# GIVEN PROBLEM
Reproduce every entry exactly and leave its pictures out.

-- Start DATASET RECORDS --

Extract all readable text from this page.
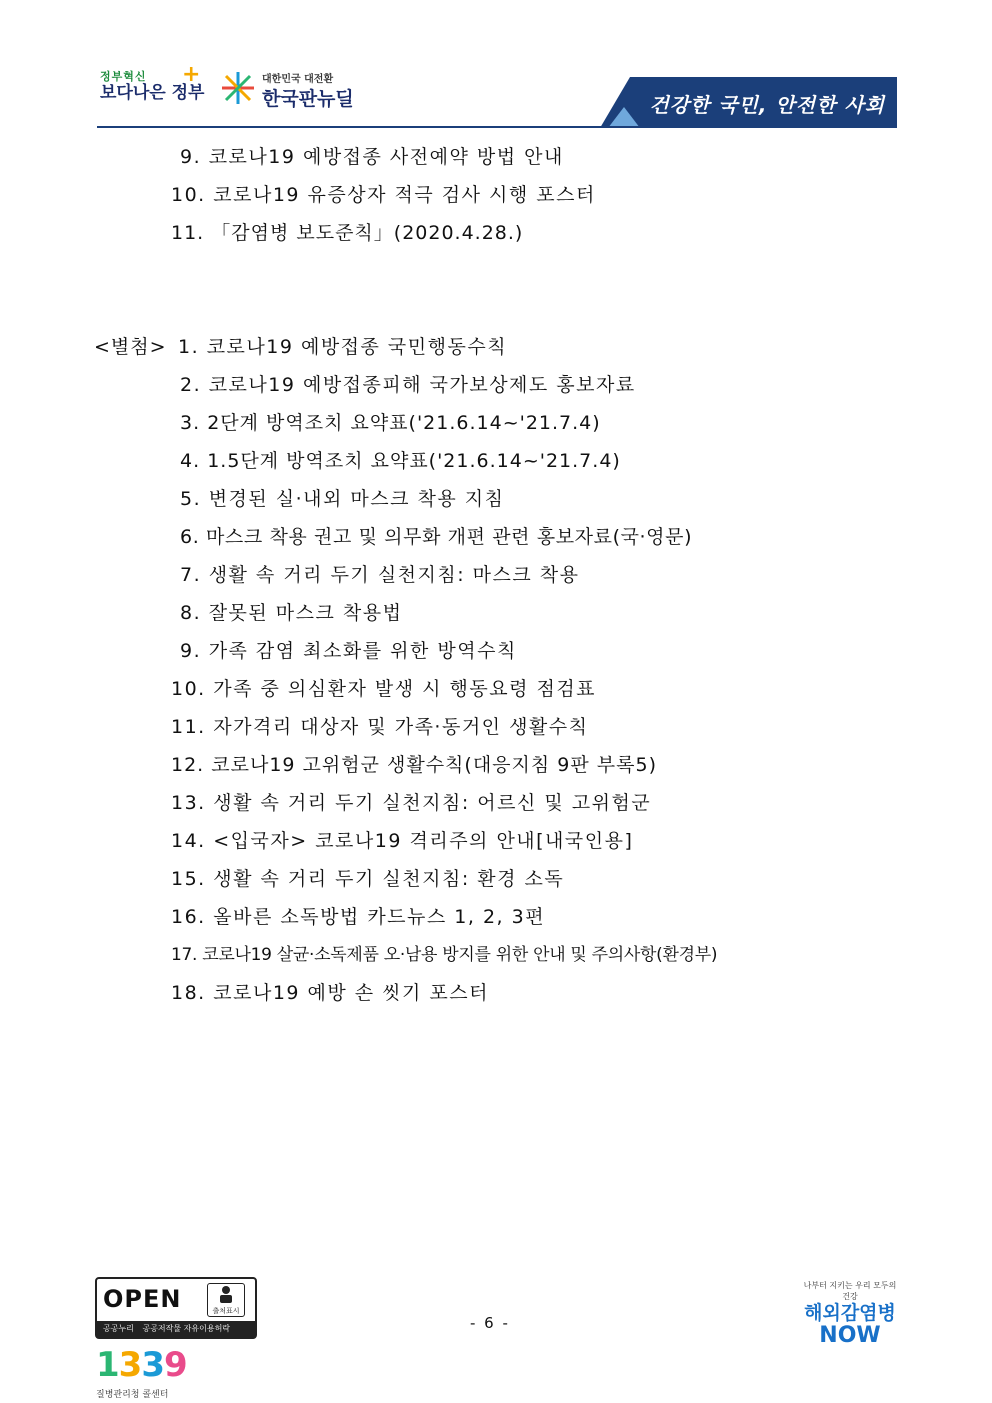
정부혁신
보다나은 정부
+	대한민국 대전환
한국판뉴딜	건강한 국민, 안전한 사회
9. 코로나19 예방접종 사전예약 방법 안내
10. 코로나19 유증상자 적극 검사 시행 포스터
11. 「감염병 보도준칙」(2020.4.28.)
<별첨> 1. 코로나19 예방접종 국민행동수칙
2. 코로나19 예방접종피해 국가보상제도 홍보자료
3. 2단계 방역조치 요약표('21.6.14~'21.7.4)
4. 1.5단계 방역조치 요약표('21.6.14~'21.7.4)
5. 변경된 실·내외 마스크 착용 지침
6. 마스크 착용 권고 및 의무화 개편 관련 홍보자료(국·영문)
7. 생활 속 거리 두기 실천지침: 마스크 착용
8. 잘못된 마스크 착용법
9. 가족 감염 최소화를 위한 방역수칙
10. 가족 중 의심환자 발생 시 행동요령 점검표
11. 자가격리 대상자 및 가족·동거인 생활수칙
12. 코로나19 고위험군 생활수칙(대응지침 9판 부록5)
13. 생활 속 거리 두기 실천지침: 어르신 및 고위험군
14. <입국자> 코로나19 격리주의 안내[내국인용]
15. 생활 속 거리 두기 실천지침: 환경 소독
16. 올바른 소독방법 카드뉴스 1, 2, 3편
17. 코로나19 살균·소독제품 오·남용 방지를 위한 안내 및 주의사항(환경부)
18. 코로나19 예방 손 씻기 포스터
OPEN	출처표시
공공누리 공공저작물 자유이용허락	- 6 -
1339
질병관리청 콜센터
나부터 지키는 우리 모두의 건강
해외감염병
NOW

-- End DATASET RECORDS --

# SOLUTION TO THIS EXERCISE
Extract all readable text from this page.
정부혁신
보다나은 정부
+	대한민국 대전환
한국판뉴딜	건강한 국민, 안전한 사회
9. 코로나19 예방접종 사전예약 방법 안내
10. 코로나19 유증상자 적극 검사 시행 포스터
11. 「감염병 보도준칙」(2020.4.28.)
<별첨> 1. 코로나19 예방접종 국민행동수칙
2. 코로나19 예방접종피해 국가보상제도 홍보자료
3. 2단계 방역조치 요약표('21.6.14~'21.7.4)
4. 1.5단계 방역조치 요약표('21.6.14~'21.7.4)
5. 변경된 실·내외 마스크 착용 지침
6. 마스크 착용 권고 및 의무화 개편 관련 홍보자료(국·영문)
7. 생활 속 거리 두기 실천지침: 마스크 착용
8. 잘못된 마스크 착용법
9. 가족 감염 최소화를 위한 방역수칙
10. 가족 중 의심환자 발생 시 행동요령 점검표
11. 자가격리 대상자 및 가족·동거인 생활수칙
12. 코로나19 고위험군 생활수칙(대응지침 9판 부록5)
13. 생활 속 거리 두기 실천지침: 어르신 및 고위험군
14. <입국자> 코로나19 격리주의 안내[내국인용]
15. 생활 속 거리 두기 실천지침: 환경 소독
16. 올바른 소독방법 카드뉴스 1, 2, 3편
17. 코로나19 살균·소독제품 오·남용 방지를 위한 안내 및 주의사항(환경부)
18. 코로나19 예방 손 씻기 포스터
OPEN	출처표시
공공누리 공공저작물 자유이용허락	- 6 -
1339
질병관리청 콜센터
나부터 지키는 우리 모두의 건강
해외감염병
NOW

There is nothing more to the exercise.